- [YOUR GOAL] Pull out every line with the word "笔杆子星域".

Excerpt from a dataset:

★ ★ ★ ★ ★ ★ ★

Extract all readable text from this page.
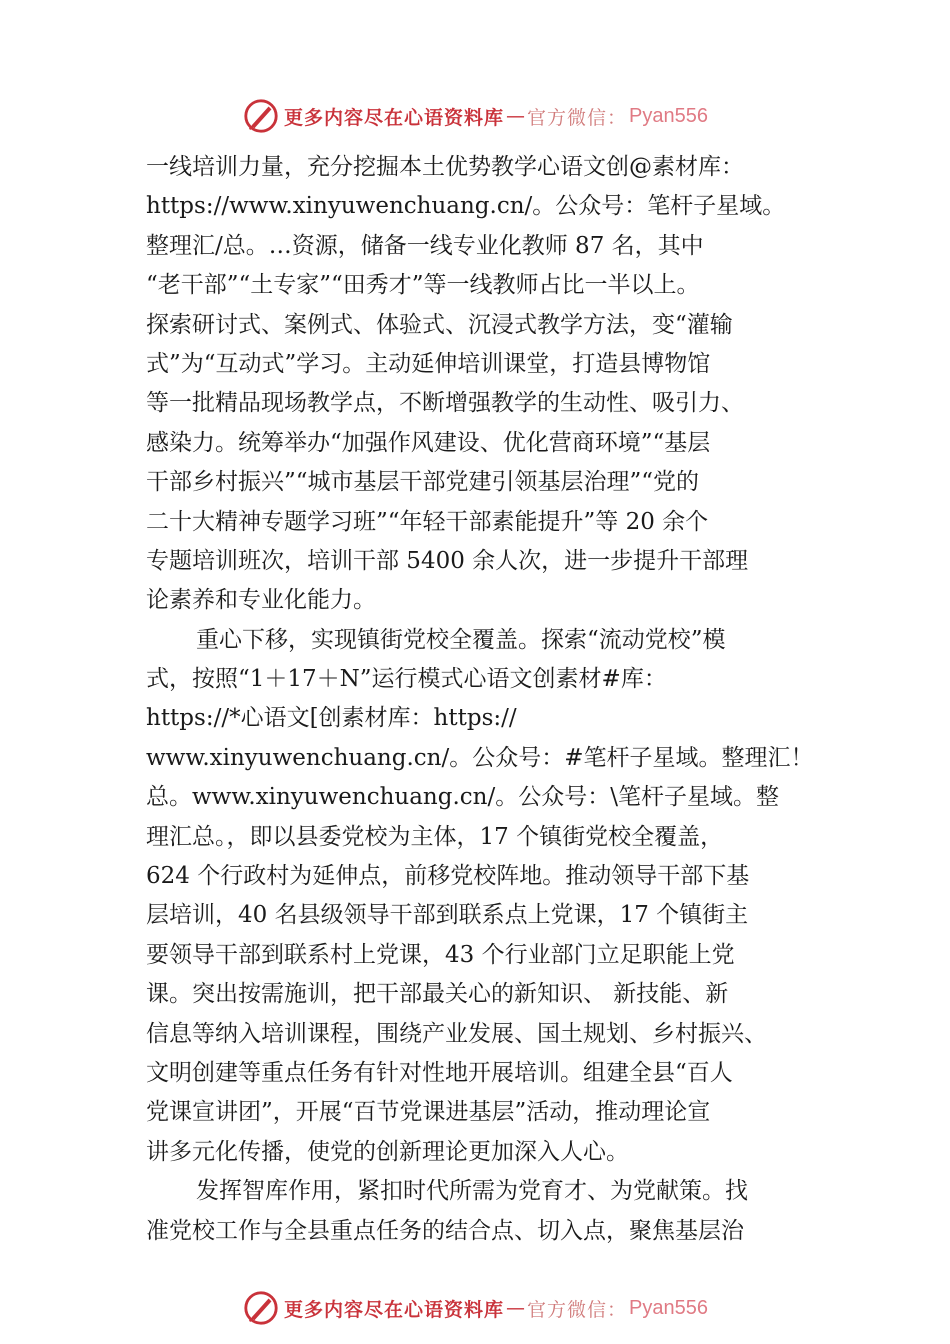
更多内容尽在心语资料库 — 官方微信： Pyan556
一线培训力量，充分挖掘本土优势教学心语文创@素材库：
https://www.xinyuwenchuang.cn/。公众号：笔杆子星域。
整理汇/总。…资源，储备一线专业化教师 87 名，其中
“老干部”“土专家”“田秀才”等一线教师占比一半以上。
探索研讨式、案例式、体验式、沉浸式教学方法，变“灌输
式”为“互动式”学习。主动延伸培训课堂，打造县博物馆
等一批精品现场教学点，不断增强教学的生动性、吸引力、
感染力。统筹举办“加强作风建设、优化营商环境”“基层
干部乡村振兴”“城市基层干部党建引领基层治理”“党的
二十大精神专题学习班”“年轻干部素能提升”等 20 余个
专题培训班次，培训干部 5400 余人次，进一步提升干部理
论素养和专业化能力。
重心下移，实现镇街党校全覆盖。探索“流动党校”模
式，按照“1＋17＋N”运行模式心语文创素材#库：
https://*心语文[创素材库：https://
www.xinyuwenchuang.cn/。公众号：#笔杆子星域。整理汇！
总。www.xinyuwenchuang.cn/。公众号：\笔杆子星域。整
理汇总。，即以县委党校为主体，17 个镇街党校全覆盖，
624 个行政村为延伸点，前移党校阵地。推动领导干部下基
层培训，40 名县级领导干部到联系点上党课，17 个镇街主
要领导干部到联系村上党课，43 个行业部门立足职能上党
课。突出按需施训，把干部最关心的新知识、 新技能、新
信息等纳入培训课程，围绕产业发展、国土规划、乡村振兴、
文明创建等重点任务有针对性地开展培训。组建全县“百人
党课宣讲团”，开展“百节党课进基层”活动，推动理论宣
讲多元化传播，使党的创新理论更加深入人心。
发挥智库作用，紧扣时代所需为党育才、为党献策。找
准党校工作与全县重点任务的结合点、切入点，聚焦基层治
更多内容尽在心语资料库 — 官方微信： Pyan556
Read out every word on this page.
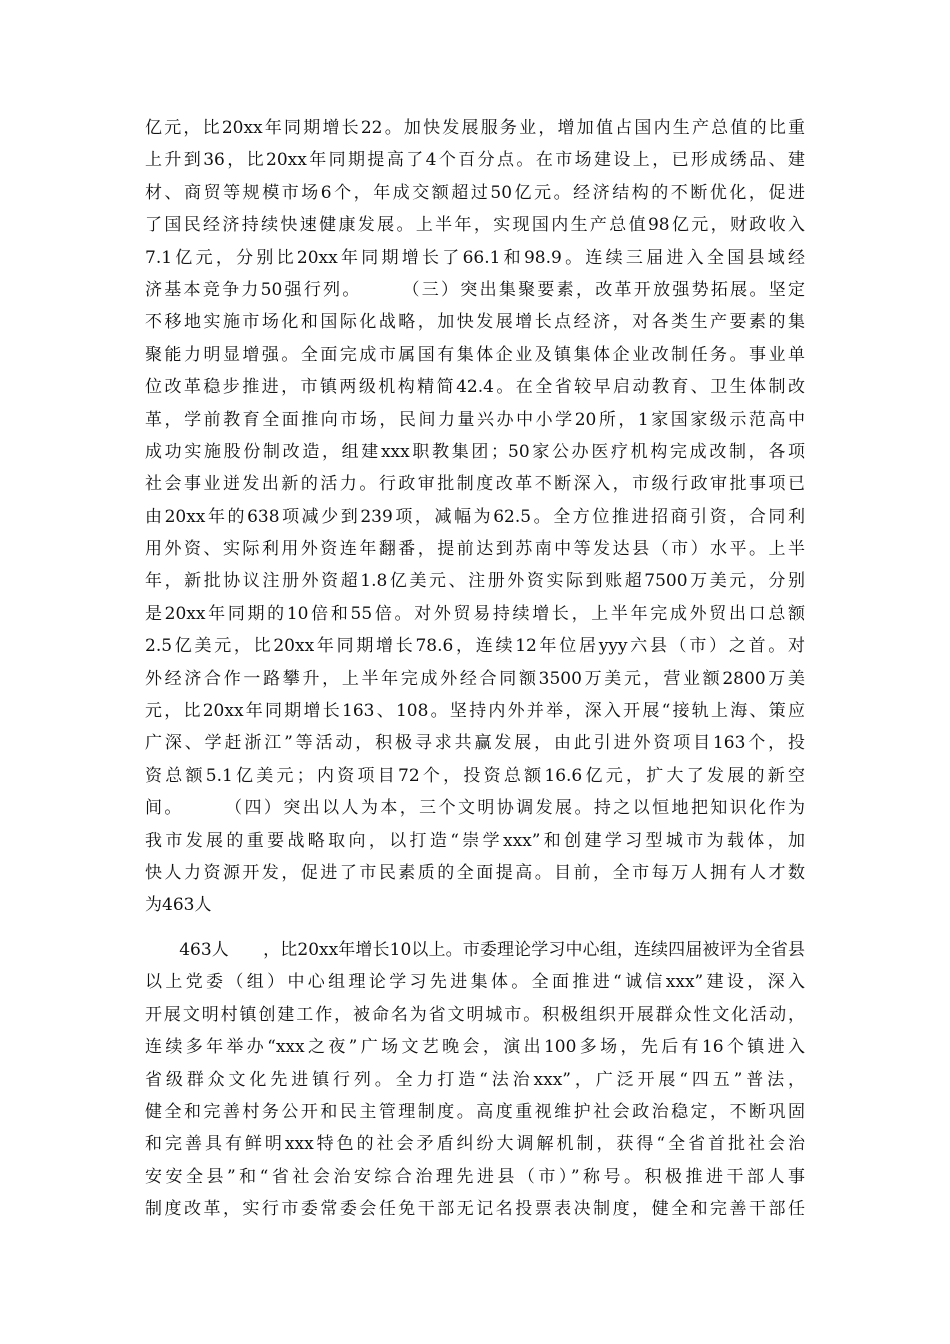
亿元，比20xx年同期增长22。加快发展服务业，增加值占国内生产总值的比重
上升到36，比20xx年同期提高了4个百分点。在市场建设上，已形成绣品、建
材、商贸等规模市场6个，年成交额超过50亿元。经济结构的不断优化，促进
了国民经济持续快速健康发展。上半年，实现国内生产总值98亿元，财政收入
7.1亿元，分别比20xx年同期增长了66.1和98.9。连续三届进入全国县域经
济基本竞争力50强行列。　　　（三）突出集聚要素，改革开放强势拓展。坚定
不移地实施市场化和国际化战略，加快发展增长点经济，对各类生产要素的集
聚能力明显增强。全面完成市属国有集体企业及镇集体企业改制任务。事业单
位改革稳步推进，市镇两级机构精简42.4。在全省较早启动教育、卫生体制改
革，学前教育全面推向市场，民间力量兴办中小学20所，1家国家级示范高中
成功实施股份制改造，组建xxx职教集团；50家公办医疗机构完成改制，各项
社会事业迸发出新的活力。行政审批制度改革不断深入，市级行政审批事项已
由20xx年的638项减少到239项，减幅为62.5。全方位推进招商引资，合同利
用外资、实际利用外资连年翻番，提前达到苏南中等发达县（市）水平。上半
年，新批协议注册外资超1.8亿美元、注册外资实际到账超7500万美元，分别
是20xx年同期的10倍和55倍。对外贸易持续增长，上半年完成外贸出口总额
2.5亿美元，比20xx年同期增长78.6，连续12年位居yyy六县（市）之首。对
外经济合作一路攀升，上半年完成外经合同额3500万美元，营业额2800万美
元，比20xx年同期增长163、108。坚持内外并举，深入开展“接轨上海、策应
广深、学赶浙江”等活动，积极寻求共赢发展，由此引进外资项目163个，投
资总额5.1亿美元；内资项目72个，投资总额16.6亿元，扩大了发展的新空
间。　　　（四）突出以人为本，三个文明协调发展。持之以恒地把知识化作为
我市发展的重要战略取向，以打造“崇学xxx”和创建学习型城市为载体，加
快人力资源开发，促进了市民素质的全面提高。目前，全市每万人拥有人才数
为463人
　　463人　　，比20xx年增长10以上。市委理论学习中心组，连续四届被评为全省县
以上党委（组）中心组理论学习先进集体。全面推进“诚信xxx”建设，深入
开展文明村镇创建工作，被命名为省文明城市。积极组织开展群众性文化活动，
连续多年举办“xxx之夜”广场文艺晚会，演出100多场，先后有16个镇进入
省级群众文化先进镇行列。全力打造“法治xxx”，广泛开展“四五”普法，
健全和完善村务公开和民主管理制度。高度重视维护社会政治稳定，不断巩固
和完善具有鲜明xxx特色的社会矛盾纠纷大调解机制，获得“全省首批社会治
安安全县”和“省社会治安综合治理先进县（市）”称号。积极推进干部人事
制度改革，实行市委常委会任免干部无记名投票表决制度，健全和完善干部任
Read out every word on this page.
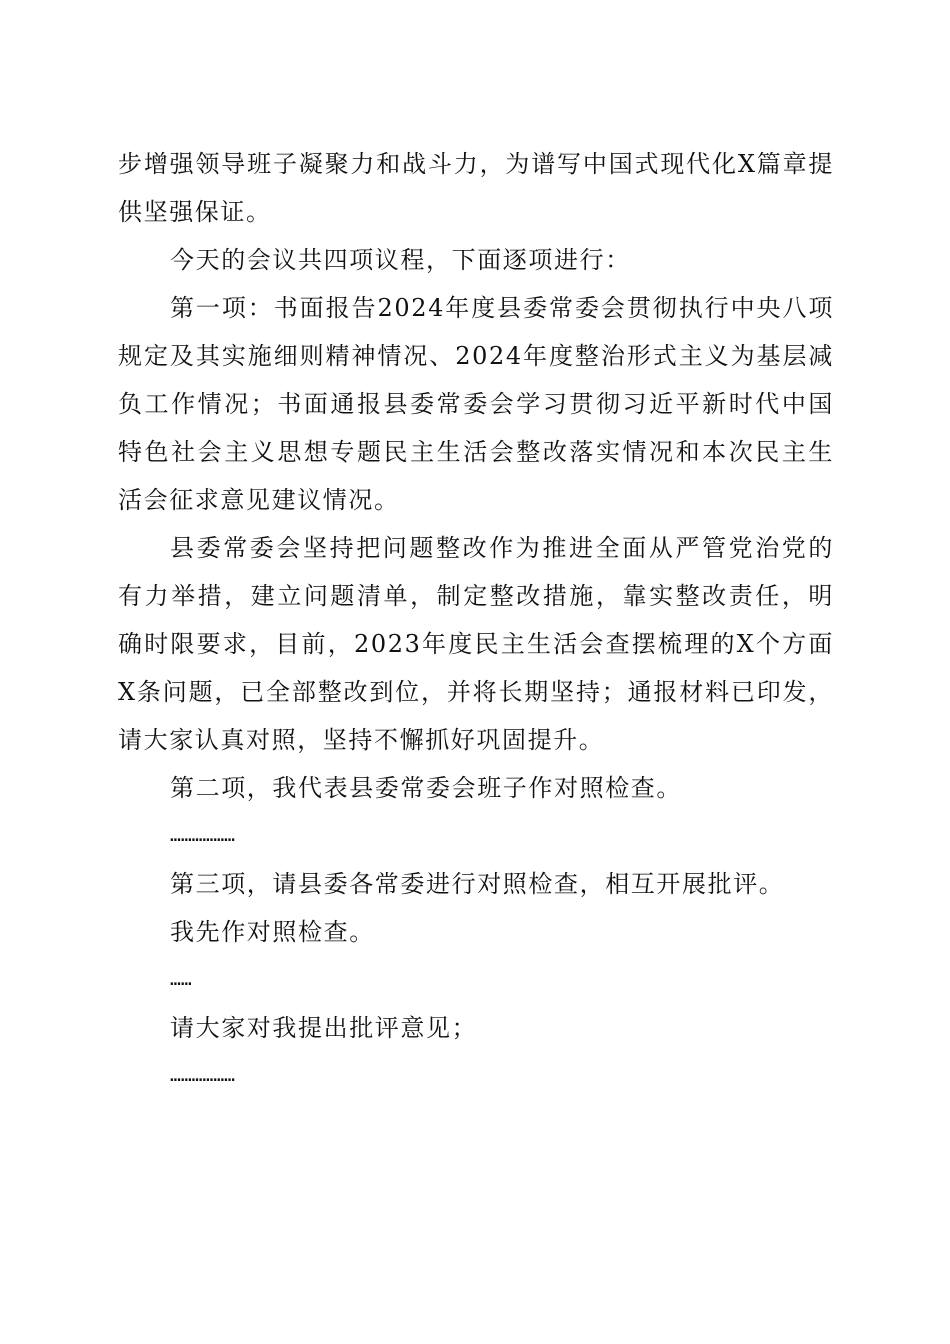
步增强领导班子凝聚力和战斗力，为谱写中国式现代化X篇章提供坚强保证。

今天的会议共四项议程，下面逐项进行：

第一项：书面报告2024年度县委常委会贯彻执行中央八项规定及其实施细则精神情况、2024年度整治形式主义为基层减负工作情况；书面通报县委常委会学习贯彻习近平新时代中国特色社会主义思想专题民主生活会整改落实情况和本次民主生活会征求意见建议情况。

县委常委会坚持把问题整改作为推进全面从严管党治党的有力举措，建立问题清单，制定整改措施，靠实整改责任，明确时限要求，目前，2023年度民主生活会查摆梳理的X个方面X条问题，已全部整改到位，并将长期坚持；通报材料已印发，请大家认真对照，坚持不懈抓好巩固提升。

第二项，我代表县委常委会班子作对照检查。

………………

第三项，请县委各常委进行对照检查，相互开展批评。

我先作对照检查。

……

请大家对我提出批评意见；

………………
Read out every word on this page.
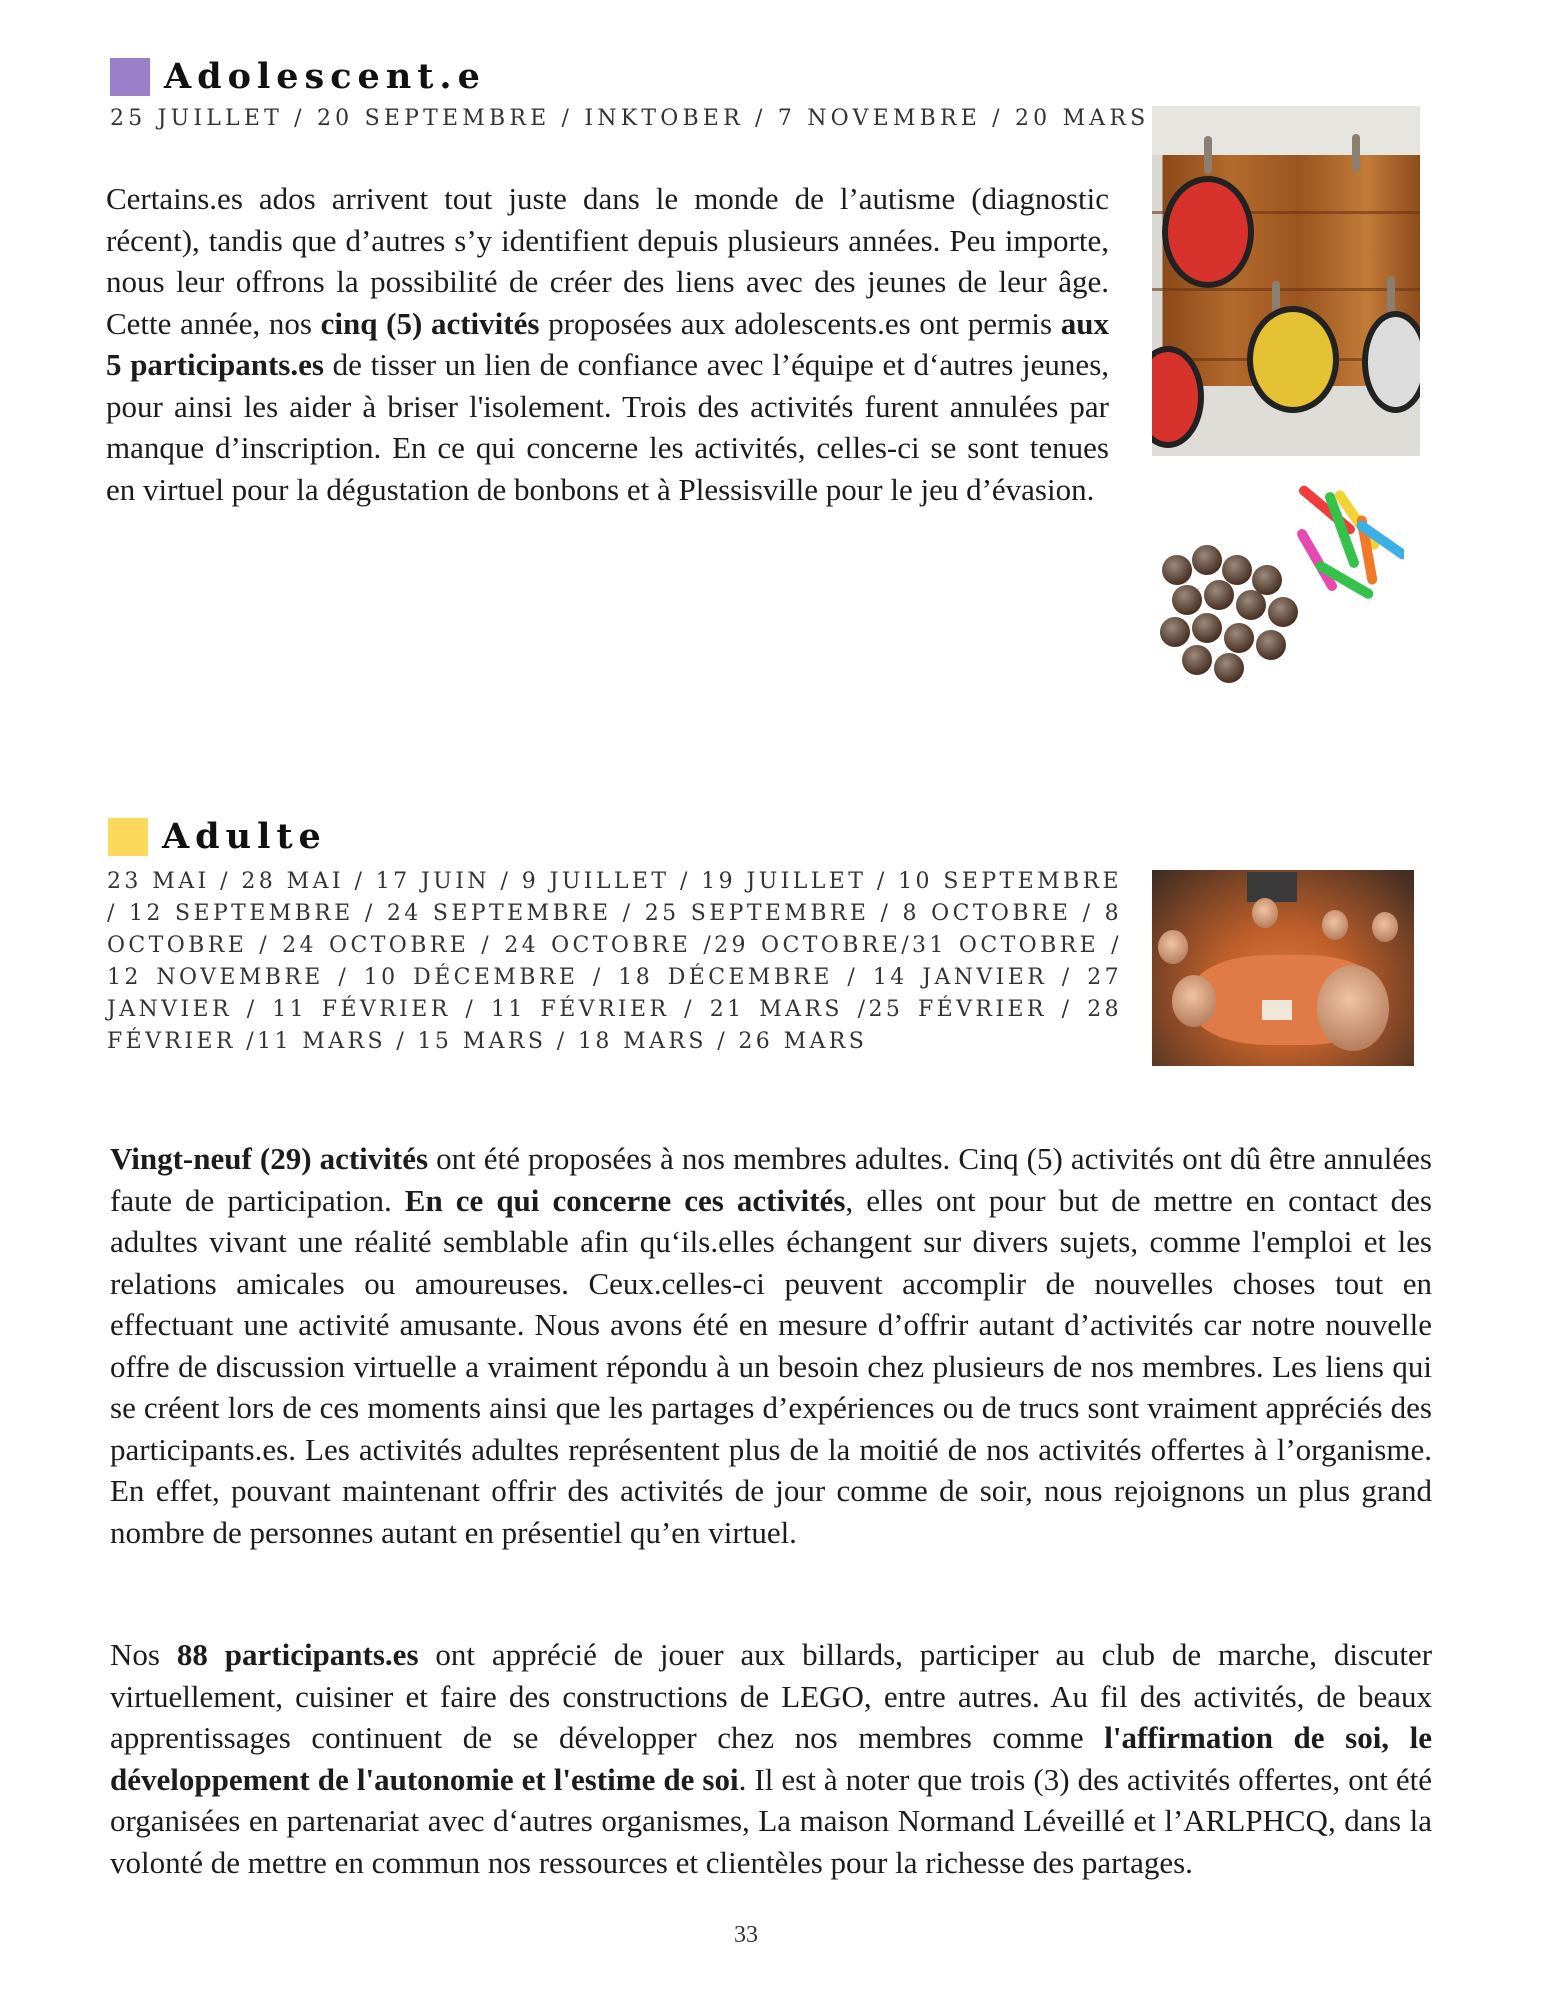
Adolescent.e
25 JUILLET / 20 SEPTEMBRE / INKTOBER / 7 NOVEMBRE / 20 MARS
Certains.es ados arrivent tout juste dans le monde de l’autisme (diagnostic récent), tandis que d’autres s’y identifient depuis plusieurs années. Peu importe, nous leur offrons la possibilité de créer des liens avec des jeunes de leur âge. Cette année, nos cinq (5) activités proposées aux adolescents.es ont permis aux 5 participants.es de tisser un lien de confiance avec l’équipe et d‘autres jeunes, pour ainsi les aider à briser l'isolement. Trois des activités furent annulées par manque d’inscription. En ce qui concerne les activités, celles-ci se sont tenues en virtuel pour la dégustation de bonbons et à Plessisville pour le jeu d’évasion.
Adulte
23 MAI / 28 MAI / 17 JUIN / 9 JUILLET / 19 JUILLET / 10 SEPTEMBRE / 12 SEPTEMBRE / 24 SEPTEMBRE / 25 SEPTEMBRE / 8 OCTOBRE / 8 OCTOBRE / 24 OCTOBRE / 24 OCTOBRE /29 OCTOBRE/31 OCTOBRE / 12 NOVEMBRE / 10 DÉCEMBRE / 18 DÉCEMBRE / 14 JANVIER / 27 JANVIER / 11 FÉVRIER / 11 FÉVRIER / 21 MARS /25 FÉVRIER / 28 FÉVRIER /11 MARS / 15 MARS / 18 MARS / 26 MARS
Vingt-neuf (29) activités ont été proposées à nos membres adultes. Cinq (5) activités ont dû être annulées faute de participation. En ce qui concerne ces activités, elles ont pour but de mettre en contact des adultes vivant une réalité semblable afin qu‘ils.elles échangent sur divers sujets, comme l'emploi et les relations amicales ou amoureuses. Ceux.celles-ci peuvent accomplir de nouvelles choses tout en effectuant une activité amusante. Nous avons été en mesure d’offrir autant d’activités car notre nouvelle offre de discussion virtuelle a vraiment répondu à un besoin chez plusieurs de nos membres. Les liens qui se créent lors de ces moments ainsi que les partages d’expériences ou de trucs sont vraiment appréciés des participants.es. Les activités adultes représentent plus de la moitié de nos activités offertes à l’organisme. En effet, pouvant maintenant offrir des activités de jour comme de soir, nous rejoignons un plus grand nombre de personnes autant en présentiel qu’en virtuel.
Nos 88 participants.es ont apprécié de jouer aux billards, participer au club de marche, discuter virtuellement, cuisiner et faire des constructions de LEGO, entre autres. Au fil des activités, de beaux apprentissages continuent de se développer chez nos membres comme l'affirmation de soi, le développement de l'autonomie et l'estime de soi. Il est à noter que trois (3) des activités offertes, ont été organisées en partenariat avec d‘autres organismes, La maison Normand Léveillé et l’ARLPHCQ, dans la volonté de mettre en commun nos ressources et clientèles pour la richesse des partages.
33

★ ★ ★ ★ ★ ★ ★

- [WORKED SOLUTION]
https://www.xinyuwenchuang.cn/。公众号：笔杆子星域。
www.xinyuwenchuang.cn/。公众号：#笔杆子星域。整理汇！
总。www.xinyuwenchuang.cn/。公众号：\笔杆子星域。整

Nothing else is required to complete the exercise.